--- Start Records provided ---

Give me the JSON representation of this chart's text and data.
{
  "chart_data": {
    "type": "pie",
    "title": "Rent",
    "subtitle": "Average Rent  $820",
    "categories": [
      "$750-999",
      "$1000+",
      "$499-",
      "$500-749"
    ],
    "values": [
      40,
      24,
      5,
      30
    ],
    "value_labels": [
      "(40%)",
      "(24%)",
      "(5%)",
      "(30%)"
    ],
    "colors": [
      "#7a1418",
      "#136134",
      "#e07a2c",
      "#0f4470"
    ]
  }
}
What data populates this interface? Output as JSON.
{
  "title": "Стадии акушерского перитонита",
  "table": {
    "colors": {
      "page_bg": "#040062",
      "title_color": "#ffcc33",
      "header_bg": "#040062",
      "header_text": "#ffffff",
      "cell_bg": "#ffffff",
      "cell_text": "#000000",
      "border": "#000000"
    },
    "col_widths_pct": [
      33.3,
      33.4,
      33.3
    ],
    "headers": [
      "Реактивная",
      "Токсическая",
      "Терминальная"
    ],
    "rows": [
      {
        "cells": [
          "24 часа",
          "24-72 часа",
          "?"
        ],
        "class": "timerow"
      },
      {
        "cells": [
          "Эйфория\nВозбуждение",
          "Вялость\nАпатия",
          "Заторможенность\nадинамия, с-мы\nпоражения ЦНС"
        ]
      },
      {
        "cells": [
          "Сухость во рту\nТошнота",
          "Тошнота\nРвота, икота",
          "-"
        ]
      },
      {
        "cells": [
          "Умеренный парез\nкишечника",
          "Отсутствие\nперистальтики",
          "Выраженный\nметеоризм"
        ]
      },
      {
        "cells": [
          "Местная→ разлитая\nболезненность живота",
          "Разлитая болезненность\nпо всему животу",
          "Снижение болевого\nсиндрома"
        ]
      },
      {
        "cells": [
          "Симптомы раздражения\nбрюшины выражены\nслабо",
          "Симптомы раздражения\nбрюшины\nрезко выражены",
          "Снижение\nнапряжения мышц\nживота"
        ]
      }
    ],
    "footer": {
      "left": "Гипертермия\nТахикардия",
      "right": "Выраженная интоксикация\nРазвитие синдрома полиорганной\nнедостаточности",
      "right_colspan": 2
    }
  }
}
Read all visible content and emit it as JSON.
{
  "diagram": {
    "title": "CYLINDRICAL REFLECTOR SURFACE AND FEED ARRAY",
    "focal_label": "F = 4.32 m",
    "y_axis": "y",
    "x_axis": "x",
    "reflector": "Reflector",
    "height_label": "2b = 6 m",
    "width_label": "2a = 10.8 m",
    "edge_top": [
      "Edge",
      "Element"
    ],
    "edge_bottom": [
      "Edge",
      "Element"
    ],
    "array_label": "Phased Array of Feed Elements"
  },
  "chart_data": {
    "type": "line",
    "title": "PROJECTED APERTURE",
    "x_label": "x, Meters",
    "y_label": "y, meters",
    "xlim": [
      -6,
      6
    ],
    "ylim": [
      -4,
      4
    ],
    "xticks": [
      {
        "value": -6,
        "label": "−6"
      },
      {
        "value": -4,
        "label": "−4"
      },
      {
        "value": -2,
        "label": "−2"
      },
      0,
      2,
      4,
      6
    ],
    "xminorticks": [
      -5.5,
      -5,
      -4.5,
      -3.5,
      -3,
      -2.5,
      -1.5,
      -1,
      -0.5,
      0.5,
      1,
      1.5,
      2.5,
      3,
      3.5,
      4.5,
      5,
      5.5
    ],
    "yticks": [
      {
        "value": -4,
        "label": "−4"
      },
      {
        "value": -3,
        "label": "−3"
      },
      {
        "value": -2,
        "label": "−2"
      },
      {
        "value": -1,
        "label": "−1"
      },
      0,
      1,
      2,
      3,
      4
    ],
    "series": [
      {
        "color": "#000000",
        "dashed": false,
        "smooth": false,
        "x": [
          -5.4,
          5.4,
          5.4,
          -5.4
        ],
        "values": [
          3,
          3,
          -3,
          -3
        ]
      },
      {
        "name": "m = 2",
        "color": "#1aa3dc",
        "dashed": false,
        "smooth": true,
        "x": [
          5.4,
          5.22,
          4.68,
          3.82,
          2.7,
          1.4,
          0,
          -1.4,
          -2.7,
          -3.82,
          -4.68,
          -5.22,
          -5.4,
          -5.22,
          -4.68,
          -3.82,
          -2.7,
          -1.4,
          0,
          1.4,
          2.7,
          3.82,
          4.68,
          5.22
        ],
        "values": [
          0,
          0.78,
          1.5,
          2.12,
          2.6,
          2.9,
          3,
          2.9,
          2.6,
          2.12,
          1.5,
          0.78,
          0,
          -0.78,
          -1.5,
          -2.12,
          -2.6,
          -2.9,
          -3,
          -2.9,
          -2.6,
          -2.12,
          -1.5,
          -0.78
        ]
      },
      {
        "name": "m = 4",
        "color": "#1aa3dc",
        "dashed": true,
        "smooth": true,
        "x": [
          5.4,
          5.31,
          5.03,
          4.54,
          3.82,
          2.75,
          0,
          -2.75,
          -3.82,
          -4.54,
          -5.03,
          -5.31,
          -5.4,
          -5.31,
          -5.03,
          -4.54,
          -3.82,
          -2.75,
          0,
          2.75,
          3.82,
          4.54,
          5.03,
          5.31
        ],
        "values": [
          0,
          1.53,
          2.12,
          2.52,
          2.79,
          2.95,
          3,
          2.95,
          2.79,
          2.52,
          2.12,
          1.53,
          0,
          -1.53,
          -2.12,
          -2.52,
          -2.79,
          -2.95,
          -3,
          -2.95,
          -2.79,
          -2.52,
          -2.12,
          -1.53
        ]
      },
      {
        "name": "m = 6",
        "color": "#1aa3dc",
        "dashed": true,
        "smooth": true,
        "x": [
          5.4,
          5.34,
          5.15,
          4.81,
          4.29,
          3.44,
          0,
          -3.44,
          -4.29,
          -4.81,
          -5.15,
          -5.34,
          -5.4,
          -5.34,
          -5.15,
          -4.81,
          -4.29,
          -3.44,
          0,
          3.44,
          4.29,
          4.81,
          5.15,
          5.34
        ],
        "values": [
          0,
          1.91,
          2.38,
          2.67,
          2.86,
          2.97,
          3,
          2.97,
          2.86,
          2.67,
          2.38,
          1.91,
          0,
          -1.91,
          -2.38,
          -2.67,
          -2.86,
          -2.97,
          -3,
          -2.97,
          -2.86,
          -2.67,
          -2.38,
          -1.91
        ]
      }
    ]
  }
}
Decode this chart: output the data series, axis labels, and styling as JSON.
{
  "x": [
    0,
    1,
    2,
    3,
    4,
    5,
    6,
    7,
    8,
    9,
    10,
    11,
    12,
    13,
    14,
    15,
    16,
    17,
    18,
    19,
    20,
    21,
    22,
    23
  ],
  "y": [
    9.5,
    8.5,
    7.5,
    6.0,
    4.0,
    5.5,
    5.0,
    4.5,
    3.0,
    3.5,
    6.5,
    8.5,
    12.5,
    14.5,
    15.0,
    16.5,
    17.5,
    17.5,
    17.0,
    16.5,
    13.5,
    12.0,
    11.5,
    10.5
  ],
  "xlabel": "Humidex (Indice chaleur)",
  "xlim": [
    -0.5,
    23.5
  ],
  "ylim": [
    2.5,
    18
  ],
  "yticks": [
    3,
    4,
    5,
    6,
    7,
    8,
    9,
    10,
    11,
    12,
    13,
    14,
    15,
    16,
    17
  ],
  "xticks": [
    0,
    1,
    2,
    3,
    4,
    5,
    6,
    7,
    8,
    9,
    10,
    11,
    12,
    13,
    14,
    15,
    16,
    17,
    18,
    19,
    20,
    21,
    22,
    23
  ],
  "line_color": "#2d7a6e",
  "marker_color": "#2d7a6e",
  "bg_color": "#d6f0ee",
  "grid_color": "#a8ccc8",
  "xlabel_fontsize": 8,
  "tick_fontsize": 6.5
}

--- End Records provided ---

### Aim
Return all of the data precisely as it appears.

### Result
Give me the JSON representation of this chart's text and data.
{
  "chart_data": {
    "type": "pie",
    "title": "Rent",
    "subtitle": "Average Rent  $820",
    "categories": [
      "$750-999",
      "$1000+",
      "$499-",
      "$500-749"
    ],
    "values": [
      40,
      24,
      5,
      30
    ],
    "value_labels": [
      "(40%)",
      "(24%)",
      "(5%)",
      "(30%)"
    ],
    "colors": [
      "#7a1418",
      "#136134",
      "#e07a2c",
      "#0f4470"
    ]
  }
}
What data populates this interface? Output as JSON.
{
  "title": "Стадии акушерского перитонита",
  "table": {
    "colors": {
      "page_bg": "#040062",
      "title_color": "#ffcc33",
      "header_bg": "#040062",
      "header_text": "#ffffff",
      "cell_bg": "#ffffff",
      "cell_text": "#000000",
      "border": "#000000"
    },
    "col_widths_pct": [
      33.3,
      33.4,
      33.3
    ],
    "headers": [
      "Реактивная",
      "Токсическая",
      "Терминальная"
    ],
    "rows": [
      {
        "cells": [
          "24 часа",
          "24-72 часа",
          "?"
        ],
        "class": "timerow"
      },
      {
        "cells": [
          "Эйфория\nВозбуждение",
          "Вялость\nАпатия",
          "Заторможенность\nадинамия, с-мы\nпоражения ЦНС"
        ]
      },
      {
        "cells": [
          "Сухость во рту\nТошнота",
          "Тошнота\nРвота, икота",
          "-"
        ]
      },
      {
        "cells": [
          "Умеренный парез\nкишечника",
          "Отсутствие\nперистальтики",
          "Выраженный\nметеоризм"
        ]
      },
      {
        "cells": [
          "Местная→ разлитая\nболезненность живота",
          "Разлитая болезненность\nпо всему животу",
          "Снижение болевого\nсиндрома"
        ]
      },
      {
        "cells": [
          "Симптомы раздражения\nбрюшины выражены\nслабо",
          "Симптомы раздражения\nбрюшины\nрезко выражены",
          "Снижение\nнапряжения мышц\nживота"
        ]
      }
    ],
    "footer": {
      "left": "Гипертермия\nТахикардия",
      "right": "Выраженная интоксикация\nРазвитие синдрома полиорганной\nнедостаточности",
      "right_colspan": 2
    }
  }
}
Read all visible content and emit it as JSON.
{
  "diagram": {
    "title": "CYLINDRICAL REFLECTOR SURFACE AND FEED ARRAY",
    "focal_label": "F = 4.32 m",
    "y_axis": "y",
    "x_axis": "x",
    "reflector": "Reflector",
    "height_label": "2b = 6 m",
    "width_label": "2a = 10.8 m",
    "edge_top": [
      "Edge",
      "Element"
    ],
    "edge_bottom": [
      "Edge",
      "Element"
    ],
    "array_label": "Phased Array of Feed Elements"
  },
  "chart_data": {
    "type": "line",
    "title": "PROJECTED APERTURE",
    "x_label": "x, Meters",
    "y_label": "y, meters",
    "xlim": [
      -6,
      6
    ],
    "ylim": [
      -4,
      4
    ],
    "xticks": [
      {
        "value": -6,
        "label": "−6"
      },
      {
        "value": -4,
        "label": "−4"
      },
      {
        "value": -2,
        "label": "−2"
      },
      0,
      2,
      4,
      6
    ],
    "xminorticks": [
      -5.5,
      -5,
      -4.5,
      -3.5,
      -3,
      -2.5,
      -1.5,
      -1,
      -0.5,
      0.5,
      1,
      1.5,
      2.5,
      3,
      3.5,
      4.5,
      5,
      5.5
    ],
    "yticks": [
      {
        "value": -4,
        "label": "−4"
      },
      {
        "value": -3,
        "label": "−3"
      },
      {
        "value": -2,
        "label": "−2"
      },
      {
        "value": -1,
        "label": "−1"
      },
      0,
      1,
      2,
      3,
      4
    ],
    "series": [
      {
        "color": "#000000",
        "dashed": false,
        "smooth": false,
        "x": [
          -5.4,
          5.4,
          5.4,
          -5.4
        ],
        "values": [
          3,
          3,
          -3,
          -3
        ]
      },
      {
        "name": "m = 2",
        "color": "#1aa3dc",
        "dashed": false,
        "smooth": true,
        "x": [
          5.4,
          5.22,
          4.68,
          3.82,
          2.7,
          1.4,
          0,
          -1.4,
          -2.7,
          -3.82,
          -4.68,
          -5.22,
          -5.4,
          -5.22,
          -4.68,
          -3.82,
          -2.7,
          -1.4,
          0,
          1.4,
          2.7,
          3.82,
          4.68,
          5.22
        ],
        "values": [
          0,
          0.78,
          1.5,
          2.12,
          2.6,
          2.9,
          3,
          2.9,
          2.6,
          2.12,
          1.5,
          0.78,
          0,
          -0.78,
          -1.5,
          -2.12,
          -2.6,
          -2.9,
          -3,
          -2.9,
          -2.6,
          -2.12,
          -1.5,
          -0.78
        ]
      },
      {
        "name": "m = 4",
        "color": "#1aa3dc",
        "dashed": true,
        "smooth": true,
        "x": [
          5.4,
          5.31,
          5.03,
          4.54,
          3.82,
          2.75,
          0,
          -2.75,
          -3.82,
          -4.54,
          -5.03,
          -5.31,
          -5.4,
          -5.31,
          -5.03,
          -4.54,
          -3.82,
          -2.75,
          0,
          2.75,
          3.82,
          4.54,
          5.03,
          5.31
        ],
        "values": [
          0,
          1.53,
          2.12,
          2.52,
          2.79,
          2.95,
          3,
          2.95,
          2.79,
          2.52,
          2.12,
          1.53,
          0,
          -1.53,
          -2.12,
          -2.52,
          -2.79,
          -2.95,
          -3,
          -2.95,
          -2.79,
          -2.52,
          -2.12,
          -1.53
        ]
      },
      {
        "name": "m = 6",
        "color": "#1aa3dc",
        "dashed": true,
        "smooth": true,
        "x": [
          5.4,
          5.34,
          5.15,
          4.81,
          4.29,
          3.44,
          0,
          -3.44,
          -4.29,
          -4.81,
          -5.15,
          -5.34,
          -5.4,
          -5.34,
          -5.15,
          -4.81,
          -4.29,
          -3.44,
          0,
          3.44,
          4.29,
          4.81,
          5.15,
          5.34
        ],
        "values": [
          0,
          1.91,
          2.38,
          2.67,
          2.86,
          2.97,
          3,
          2.97,
          2.86,
          2.67,
          2.38,
          1.91,
          0,
          -1.91,
          -2.38,
          -2.67,
          -2.86,
          -2.97,
          -3,
          -2.97,
          -2.86,
          -2.67,
          -2.38,
          -1.91
        ]
      }
    ]
  }
}
Decode this chart: output the data series, axis labels, and styling as JSON.
{
  "x": [
    0,
    1,
    2,
    3,
    4,
    5,
    6,
    7,
    8,
    9,
    10,
    11,
    12,
    13,
    14,
    15,
    16,
    17,
    18,
    19,
    20,
    21,
    22,
    23
  ],
  "y": [
    9.5,
    8.5,
    7.5,
    6.0,
    4.0,
    5.5,
    5.0,
    4.5,
    3.0,
    3.5,
    6.5,
    8.5,
    12.5,
    14.5,
    15.0,
    16.5,
    17.5,
    17.5,
    17.0,
    16.5,
    13.5,
    12.0,
    11.5,
    10.5
  ],
  "xlabel": "Humidex (Indice chaleur)",
  "xlim": [
    -0.5,
    23.5
  ],
  "ylim": [
    2.5,
    18
  ],
  "yticks": [
    3,
    4,
    5,
    6,
    7,
    8,
    9,
    10,
    11,
    12,
    13,
    14,
    15,
    16,
    17
  ],
  "xticks": [
    0,
    1,
    2,
    3,
    4,
    5,
    6,
    7,
    8,
    9,
    10,
    11,
    12,
    13,
    14,
    15,
    16,
    17,
    18,
    19,
    20,
    21,
    22,
    23
  ],
  "line_color": "#2d7a6e",
  "marker_color": "#2d7a6e",
  "bg_color": "#d6f0ee",
  "grid_color": "#a8ccc8",
  "xlabel_fontsize": 8,
  "tick_fontsize": 6.5
}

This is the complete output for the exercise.